Determine how many lines of the entries contain "Amplitude". Reply with that number alone.

:: Records provided ::

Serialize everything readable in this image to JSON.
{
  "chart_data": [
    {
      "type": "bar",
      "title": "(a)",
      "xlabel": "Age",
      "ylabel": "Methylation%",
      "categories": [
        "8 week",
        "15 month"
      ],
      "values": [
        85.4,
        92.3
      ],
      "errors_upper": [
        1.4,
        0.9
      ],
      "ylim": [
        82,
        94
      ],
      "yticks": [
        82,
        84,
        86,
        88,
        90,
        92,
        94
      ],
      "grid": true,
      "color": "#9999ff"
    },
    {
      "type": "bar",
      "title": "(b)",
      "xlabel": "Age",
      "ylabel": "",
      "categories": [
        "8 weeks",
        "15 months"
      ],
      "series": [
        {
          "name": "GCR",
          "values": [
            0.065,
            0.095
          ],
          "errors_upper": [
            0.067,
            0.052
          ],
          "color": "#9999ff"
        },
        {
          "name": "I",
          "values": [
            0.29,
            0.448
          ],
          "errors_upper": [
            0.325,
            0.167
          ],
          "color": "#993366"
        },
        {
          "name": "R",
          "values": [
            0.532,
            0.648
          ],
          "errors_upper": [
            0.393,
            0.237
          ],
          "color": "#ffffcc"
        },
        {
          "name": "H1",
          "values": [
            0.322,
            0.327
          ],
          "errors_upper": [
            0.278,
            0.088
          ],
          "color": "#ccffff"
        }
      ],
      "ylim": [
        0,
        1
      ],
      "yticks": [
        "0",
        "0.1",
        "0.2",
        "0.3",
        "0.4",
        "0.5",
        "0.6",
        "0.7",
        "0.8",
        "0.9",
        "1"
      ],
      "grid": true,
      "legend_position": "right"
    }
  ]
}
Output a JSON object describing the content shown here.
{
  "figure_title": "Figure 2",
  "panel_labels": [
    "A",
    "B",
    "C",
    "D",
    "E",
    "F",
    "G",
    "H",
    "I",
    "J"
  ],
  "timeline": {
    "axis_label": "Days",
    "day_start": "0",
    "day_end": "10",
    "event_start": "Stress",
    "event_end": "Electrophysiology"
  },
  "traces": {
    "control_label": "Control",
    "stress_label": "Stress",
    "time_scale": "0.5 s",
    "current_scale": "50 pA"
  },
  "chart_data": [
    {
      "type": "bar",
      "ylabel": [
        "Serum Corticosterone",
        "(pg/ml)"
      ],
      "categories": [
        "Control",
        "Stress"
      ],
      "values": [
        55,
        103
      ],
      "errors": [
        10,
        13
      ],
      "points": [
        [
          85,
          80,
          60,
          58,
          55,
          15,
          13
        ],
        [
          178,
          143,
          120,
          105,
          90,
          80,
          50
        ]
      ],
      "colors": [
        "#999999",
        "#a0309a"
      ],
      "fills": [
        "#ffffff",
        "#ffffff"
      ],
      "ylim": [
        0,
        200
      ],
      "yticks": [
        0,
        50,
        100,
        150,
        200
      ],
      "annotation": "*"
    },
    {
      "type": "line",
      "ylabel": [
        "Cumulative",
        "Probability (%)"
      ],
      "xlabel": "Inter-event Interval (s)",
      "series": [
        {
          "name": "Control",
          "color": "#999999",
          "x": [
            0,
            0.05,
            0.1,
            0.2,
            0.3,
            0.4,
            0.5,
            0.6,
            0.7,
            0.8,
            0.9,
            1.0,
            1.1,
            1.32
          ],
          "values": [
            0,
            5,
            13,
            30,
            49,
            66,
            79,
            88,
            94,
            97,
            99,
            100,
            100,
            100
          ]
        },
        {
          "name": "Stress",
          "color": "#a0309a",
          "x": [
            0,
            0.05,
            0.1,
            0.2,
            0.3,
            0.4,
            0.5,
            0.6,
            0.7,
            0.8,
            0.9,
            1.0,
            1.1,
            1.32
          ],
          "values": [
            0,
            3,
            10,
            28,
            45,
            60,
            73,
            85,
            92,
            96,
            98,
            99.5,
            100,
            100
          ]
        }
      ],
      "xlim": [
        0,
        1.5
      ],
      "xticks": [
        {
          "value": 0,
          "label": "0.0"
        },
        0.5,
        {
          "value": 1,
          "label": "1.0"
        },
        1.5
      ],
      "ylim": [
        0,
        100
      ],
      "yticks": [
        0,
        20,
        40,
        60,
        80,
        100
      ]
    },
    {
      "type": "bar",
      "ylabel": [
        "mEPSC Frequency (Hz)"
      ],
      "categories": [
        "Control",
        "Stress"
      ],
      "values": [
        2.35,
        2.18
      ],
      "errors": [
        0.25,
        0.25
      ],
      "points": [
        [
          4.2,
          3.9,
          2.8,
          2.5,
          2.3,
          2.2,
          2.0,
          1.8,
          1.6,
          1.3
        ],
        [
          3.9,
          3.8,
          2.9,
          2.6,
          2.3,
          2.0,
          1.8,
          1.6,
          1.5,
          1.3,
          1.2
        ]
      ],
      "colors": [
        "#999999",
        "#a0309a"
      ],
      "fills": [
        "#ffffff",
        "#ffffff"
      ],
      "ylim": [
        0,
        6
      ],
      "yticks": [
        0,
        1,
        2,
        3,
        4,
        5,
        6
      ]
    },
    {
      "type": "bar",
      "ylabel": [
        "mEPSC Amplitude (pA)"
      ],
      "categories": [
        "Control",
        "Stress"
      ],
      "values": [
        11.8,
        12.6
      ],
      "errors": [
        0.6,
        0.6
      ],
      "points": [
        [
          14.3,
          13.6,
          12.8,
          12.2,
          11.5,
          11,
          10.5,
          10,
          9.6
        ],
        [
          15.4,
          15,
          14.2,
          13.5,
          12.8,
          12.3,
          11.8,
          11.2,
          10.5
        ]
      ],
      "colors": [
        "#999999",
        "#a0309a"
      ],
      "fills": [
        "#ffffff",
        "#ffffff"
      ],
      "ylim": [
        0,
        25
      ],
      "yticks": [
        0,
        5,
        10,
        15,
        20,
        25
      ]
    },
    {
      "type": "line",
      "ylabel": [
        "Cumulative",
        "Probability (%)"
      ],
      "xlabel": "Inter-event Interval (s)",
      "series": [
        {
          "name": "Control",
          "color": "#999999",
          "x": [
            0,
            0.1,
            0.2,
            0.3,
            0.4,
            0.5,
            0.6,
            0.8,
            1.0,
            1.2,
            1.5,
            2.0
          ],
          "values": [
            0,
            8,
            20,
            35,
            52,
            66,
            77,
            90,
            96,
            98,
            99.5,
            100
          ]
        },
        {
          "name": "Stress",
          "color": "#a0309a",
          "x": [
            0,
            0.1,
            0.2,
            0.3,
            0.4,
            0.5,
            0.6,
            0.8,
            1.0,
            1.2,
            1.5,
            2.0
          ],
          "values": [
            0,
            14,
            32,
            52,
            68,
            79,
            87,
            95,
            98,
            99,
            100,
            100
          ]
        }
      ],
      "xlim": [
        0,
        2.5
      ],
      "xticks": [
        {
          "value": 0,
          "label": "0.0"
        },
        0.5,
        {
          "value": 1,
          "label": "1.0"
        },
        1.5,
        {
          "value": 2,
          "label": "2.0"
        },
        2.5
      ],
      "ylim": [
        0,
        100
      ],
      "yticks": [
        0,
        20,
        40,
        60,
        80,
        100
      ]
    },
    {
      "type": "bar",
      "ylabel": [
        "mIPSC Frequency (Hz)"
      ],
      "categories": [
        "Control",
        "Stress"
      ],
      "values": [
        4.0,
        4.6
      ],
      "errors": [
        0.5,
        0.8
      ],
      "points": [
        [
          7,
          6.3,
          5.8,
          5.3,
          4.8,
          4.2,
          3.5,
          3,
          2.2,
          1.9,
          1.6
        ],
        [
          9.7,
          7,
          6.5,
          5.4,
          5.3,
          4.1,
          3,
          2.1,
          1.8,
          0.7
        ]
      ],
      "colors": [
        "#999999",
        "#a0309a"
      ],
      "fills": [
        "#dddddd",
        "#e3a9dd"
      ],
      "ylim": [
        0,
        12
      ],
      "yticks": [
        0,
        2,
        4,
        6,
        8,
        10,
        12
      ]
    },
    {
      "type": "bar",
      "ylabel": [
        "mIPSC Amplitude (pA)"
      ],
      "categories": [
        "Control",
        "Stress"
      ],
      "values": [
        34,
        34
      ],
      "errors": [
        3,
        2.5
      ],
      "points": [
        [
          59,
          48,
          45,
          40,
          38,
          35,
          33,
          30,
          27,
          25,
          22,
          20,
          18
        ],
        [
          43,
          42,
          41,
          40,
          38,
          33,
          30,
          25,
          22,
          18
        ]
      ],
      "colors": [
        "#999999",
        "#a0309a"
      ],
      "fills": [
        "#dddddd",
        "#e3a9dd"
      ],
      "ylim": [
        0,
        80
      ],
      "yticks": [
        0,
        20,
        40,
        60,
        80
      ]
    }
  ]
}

:::

→ **Solved problem**: 2